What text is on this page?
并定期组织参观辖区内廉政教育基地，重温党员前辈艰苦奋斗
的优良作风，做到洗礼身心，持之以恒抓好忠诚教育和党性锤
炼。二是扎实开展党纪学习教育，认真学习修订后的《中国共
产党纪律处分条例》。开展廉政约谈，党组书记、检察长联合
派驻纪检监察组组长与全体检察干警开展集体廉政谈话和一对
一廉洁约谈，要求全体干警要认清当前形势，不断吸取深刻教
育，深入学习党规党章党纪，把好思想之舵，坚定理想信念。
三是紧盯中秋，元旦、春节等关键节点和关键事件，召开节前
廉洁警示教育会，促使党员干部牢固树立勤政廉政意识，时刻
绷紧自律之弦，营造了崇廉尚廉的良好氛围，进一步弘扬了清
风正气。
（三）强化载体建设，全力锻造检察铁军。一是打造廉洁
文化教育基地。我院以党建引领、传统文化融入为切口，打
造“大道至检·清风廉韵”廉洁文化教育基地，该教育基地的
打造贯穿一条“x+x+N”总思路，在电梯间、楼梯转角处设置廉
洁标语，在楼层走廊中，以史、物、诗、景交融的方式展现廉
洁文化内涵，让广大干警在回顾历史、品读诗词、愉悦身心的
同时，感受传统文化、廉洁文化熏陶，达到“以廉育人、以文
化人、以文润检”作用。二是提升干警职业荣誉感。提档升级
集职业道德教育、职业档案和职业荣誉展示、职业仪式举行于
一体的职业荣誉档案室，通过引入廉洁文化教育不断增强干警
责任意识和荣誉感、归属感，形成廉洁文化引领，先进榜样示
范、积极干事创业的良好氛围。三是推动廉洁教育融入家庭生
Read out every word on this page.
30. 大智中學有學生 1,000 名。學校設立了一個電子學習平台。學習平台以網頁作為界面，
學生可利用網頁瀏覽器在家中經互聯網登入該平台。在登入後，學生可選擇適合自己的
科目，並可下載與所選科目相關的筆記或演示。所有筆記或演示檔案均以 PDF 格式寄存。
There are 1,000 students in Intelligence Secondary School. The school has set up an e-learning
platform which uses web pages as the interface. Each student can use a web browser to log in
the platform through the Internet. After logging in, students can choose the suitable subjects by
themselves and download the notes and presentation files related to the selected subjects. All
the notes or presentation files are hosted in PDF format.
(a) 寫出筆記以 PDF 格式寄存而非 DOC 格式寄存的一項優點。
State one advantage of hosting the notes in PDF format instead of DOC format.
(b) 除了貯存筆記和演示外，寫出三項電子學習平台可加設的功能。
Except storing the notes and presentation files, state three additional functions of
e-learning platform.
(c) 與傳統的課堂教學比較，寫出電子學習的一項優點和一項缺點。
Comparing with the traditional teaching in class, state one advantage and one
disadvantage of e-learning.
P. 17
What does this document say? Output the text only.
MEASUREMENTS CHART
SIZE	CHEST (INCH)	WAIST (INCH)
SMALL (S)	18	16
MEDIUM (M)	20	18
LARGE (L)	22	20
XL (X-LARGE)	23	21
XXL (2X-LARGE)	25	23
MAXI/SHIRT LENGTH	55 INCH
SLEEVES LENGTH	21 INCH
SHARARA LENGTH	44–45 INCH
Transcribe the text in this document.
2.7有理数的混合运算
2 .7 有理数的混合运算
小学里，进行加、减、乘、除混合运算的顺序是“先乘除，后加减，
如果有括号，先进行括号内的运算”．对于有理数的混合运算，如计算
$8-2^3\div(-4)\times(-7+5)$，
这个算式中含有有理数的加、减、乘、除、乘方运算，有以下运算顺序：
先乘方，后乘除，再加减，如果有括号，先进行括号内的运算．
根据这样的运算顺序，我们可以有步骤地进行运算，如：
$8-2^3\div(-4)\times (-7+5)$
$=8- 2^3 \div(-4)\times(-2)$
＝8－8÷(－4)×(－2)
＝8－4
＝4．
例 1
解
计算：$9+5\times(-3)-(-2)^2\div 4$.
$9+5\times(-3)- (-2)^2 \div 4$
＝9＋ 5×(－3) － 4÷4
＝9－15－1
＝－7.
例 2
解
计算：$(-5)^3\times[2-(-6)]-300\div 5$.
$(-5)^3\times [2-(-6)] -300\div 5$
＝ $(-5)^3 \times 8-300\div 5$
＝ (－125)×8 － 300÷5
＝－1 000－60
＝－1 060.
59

^^^^^^^^

Challenge: Find every line that has "先进行括号内的运算" in it, then return those lines.

Finished exercise:
如果有括号，先进行括号内的运算”．对于有理数的混合运算，如计算
先乘方，后乘除，再加减，如果有括号，先进行括号内的运算．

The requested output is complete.